-- Stated exercise --
Locate the lines where "Earthquake" occurs and copy them as they stand.

▬▬▬

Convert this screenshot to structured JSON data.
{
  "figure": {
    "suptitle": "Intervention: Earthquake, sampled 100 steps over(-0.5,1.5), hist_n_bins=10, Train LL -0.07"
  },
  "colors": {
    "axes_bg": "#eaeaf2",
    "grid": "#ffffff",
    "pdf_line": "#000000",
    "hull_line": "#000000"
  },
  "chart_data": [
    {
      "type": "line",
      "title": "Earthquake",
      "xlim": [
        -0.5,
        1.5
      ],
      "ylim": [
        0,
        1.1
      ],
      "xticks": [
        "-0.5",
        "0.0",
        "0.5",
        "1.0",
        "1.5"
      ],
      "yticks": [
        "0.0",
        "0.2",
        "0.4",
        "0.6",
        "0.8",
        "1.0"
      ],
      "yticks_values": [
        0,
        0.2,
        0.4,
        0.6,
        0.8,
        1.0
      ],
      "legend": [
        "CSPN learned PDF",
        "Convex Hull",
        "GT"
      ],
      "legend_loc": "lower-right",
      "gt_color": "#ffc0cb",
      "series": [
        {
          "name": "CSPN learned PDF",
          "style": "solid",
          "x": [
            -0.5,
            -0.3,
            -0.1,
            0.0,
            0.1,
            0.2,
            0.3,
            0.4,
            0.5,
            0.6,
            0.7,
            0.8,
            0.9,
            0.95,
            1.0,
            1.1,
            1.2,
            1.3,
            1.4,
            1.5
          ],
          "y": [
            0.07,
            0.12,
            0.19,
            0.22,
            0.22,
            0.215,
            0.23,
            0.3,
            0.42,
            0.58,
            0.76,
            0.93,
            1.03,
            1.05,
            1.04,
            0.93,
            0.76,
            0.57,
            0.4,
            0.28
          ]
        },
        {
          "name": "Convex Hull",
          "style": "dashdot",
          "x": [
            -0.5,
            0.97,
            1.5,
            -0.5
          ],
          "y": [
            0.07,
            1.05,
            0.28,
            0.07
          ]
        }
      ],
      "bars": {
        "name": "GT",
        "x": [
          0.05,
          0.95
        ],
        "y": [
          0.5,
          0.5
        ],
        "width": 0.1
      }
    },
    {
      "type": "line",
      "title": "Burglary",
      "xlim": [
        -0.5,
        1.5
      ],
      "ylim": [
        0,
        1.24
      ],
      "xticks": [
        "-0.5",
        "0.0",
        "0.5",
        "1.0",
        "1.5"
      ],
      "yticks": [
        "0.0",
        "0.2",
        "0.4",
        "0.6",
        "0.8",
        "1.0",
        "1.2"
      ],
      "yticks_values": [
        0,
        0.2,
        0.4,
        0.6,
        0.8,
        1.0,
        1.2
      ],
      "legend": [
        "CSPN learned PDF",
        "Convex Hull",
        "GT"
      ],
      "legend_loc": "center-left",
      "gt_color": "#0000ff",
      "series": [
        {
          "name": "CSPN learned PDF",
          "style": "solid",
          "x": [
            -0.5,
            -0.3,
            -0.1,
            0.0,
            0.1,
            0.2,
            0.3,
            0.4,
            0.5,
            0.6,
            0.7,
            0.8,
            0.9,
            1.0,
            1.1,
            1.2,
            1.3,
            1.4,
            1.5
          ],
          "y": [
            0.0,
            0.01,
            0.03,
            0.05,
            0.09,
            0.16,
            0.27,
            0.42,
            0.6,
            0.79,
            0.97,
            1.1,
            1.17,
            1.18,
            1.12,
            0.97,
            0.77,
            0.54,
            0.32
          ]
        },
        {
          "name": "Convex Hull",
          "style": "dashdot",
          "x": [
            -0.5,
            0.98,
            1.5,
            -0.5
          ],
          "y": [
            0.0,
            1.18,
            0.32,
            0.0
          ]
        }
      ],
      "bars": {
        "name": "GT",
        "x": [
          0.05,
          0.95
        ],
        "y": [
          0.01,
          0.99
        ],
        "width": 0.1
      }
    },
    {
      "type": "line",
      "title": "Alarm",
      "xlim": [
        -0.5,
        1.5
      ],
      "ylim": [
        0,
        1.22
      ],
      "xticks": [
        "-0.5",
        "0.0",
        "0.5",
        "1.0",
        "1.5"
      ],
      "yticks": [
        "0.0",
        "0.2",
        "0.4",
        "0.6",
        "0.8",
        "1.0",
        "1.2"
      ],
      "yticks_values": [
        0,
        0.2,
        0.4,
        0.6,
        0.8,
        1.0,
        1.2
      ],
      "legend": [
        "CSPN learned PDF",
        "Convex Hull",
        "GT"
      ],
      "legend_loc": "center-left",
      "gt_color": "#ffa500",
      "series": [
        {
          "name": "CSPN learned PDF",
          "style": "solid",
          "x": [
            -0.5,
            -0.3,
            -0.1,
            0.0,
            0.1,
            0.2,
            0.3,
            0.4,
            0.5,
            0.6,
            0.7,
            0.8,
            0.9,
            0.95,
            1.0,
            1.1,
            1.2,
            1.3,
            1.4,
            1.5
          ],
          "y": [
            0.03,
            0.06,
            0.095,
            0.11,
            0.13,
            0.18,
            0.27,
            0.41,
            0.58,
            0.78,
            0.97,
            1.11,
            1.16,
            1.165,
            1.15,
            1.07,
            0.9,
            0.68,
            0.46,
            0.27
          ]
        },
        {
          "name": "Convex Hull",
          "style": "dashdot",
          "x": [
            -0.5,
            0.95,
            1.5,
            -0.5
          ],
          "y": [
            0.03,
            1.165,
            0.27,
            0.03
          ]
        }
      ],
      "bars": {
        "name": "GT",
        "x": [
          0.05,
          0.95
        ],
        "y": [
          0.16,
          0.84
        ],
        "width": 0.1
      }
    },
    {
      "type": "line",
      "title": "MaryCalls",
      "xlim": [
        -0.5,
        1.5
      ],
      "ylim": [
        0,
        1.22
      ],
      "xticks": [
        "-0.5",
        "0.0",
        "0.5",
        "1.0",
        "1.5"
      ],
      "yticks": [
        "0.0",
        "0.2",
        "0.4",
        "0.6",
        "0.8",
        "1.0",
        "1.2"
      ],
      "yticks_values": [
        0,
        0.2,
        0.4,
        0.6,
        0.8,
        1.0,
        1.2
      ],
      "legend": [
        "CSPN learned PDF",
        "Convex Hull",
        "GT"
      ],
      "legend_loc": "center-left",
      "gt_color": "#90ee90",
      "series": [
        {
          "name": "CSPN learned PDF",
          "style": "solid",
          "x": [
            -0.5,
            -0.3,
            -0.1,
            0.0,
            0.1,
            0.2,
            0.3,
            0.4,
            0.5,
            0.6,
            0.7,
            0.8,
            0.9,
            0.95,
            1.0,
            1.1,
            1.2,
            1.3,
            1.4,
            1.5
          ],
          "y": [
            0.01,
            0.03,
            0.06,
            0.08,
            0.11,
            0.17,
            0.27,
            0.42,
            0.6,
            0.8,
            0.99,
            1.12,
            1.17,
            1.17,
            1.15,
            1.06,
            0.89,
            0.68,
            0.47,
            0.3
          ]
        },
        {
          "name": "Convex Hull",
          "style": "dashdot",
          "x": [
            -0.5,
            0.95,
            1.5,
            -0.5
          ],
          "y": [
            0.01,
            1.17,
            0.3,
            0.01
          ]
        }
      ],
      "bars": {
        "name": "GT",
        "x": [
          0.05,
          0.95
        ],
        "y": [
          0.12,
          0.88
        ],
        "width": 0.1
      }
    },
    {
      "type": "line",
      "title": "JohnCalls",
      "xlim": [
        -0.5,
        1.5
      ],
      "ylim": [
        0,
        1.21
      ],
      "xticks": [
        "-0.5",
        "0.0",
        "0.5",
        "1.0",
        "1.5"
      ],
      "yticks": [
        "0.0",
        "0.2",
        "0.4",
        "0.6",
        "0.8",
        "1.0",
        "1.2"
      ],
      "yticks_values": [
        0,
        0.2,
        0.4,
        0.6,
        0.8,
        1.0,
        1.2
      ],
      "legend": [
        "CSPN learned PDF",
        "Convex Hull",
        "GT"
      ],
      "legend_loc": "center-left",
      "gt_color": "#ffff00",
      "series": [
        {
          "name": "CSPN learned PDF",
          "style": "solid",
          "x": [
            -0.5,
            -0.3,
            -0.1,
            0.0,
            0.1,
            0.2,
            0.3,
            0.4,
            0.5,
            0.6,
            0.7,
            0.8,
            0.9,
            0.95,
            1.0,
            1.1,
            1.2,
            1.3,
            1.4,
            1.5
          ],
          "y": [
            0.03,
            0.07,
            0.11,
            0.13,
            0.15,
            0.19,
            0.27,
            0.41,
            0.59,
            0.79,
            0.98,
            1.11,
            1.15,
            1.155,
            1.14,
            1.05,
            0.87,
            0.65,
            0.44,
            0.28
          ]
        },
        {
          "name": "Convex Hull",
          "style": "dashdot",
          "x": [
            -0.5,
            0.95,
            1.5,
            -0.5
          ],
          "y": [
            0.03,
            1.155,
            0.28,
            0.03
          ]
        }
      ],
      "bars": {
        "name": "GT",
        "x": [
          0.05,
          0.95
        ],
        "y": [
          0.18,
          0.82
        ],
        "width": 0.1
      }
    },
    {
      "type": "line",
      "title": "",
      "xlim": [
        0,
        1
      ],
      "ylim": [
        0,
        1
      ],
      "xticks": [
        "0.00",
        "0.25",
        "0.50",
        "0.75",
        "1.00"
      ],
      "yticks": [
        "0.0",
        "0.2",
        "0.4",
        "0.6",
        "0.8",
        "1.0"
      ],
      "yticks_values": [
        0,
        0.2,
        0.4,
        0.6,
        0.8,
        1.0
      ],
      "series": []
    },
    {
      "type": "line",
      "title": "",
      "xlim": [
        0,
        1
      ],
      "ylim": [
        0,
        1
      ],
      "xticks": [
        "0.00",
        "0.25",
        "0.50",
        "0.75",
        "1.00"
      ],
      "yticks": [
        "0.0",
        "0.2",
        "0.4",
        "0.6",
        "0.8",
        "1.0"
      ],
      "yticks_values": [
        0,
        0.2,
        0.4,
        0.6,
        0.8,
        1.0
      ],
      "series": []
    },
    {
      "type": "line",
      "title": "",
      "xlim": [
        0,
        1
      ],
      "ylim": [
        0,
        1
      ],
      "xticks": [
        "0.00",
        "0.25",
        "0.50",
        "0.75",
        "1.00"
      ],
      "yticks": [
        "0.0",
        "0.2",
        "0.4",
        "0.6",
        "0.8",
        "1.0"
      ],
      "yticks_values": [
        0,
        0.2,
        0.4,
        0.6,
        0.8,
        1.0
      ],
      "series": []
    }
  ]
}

▬▬▬

-- Solution to the exercise --
    "suptitle": "Intervention: Earthquake, sampled 100 steps over(-0.5,1.5), hist_n_bins=10, Train LL -0.07"
      "title": "Earthquake",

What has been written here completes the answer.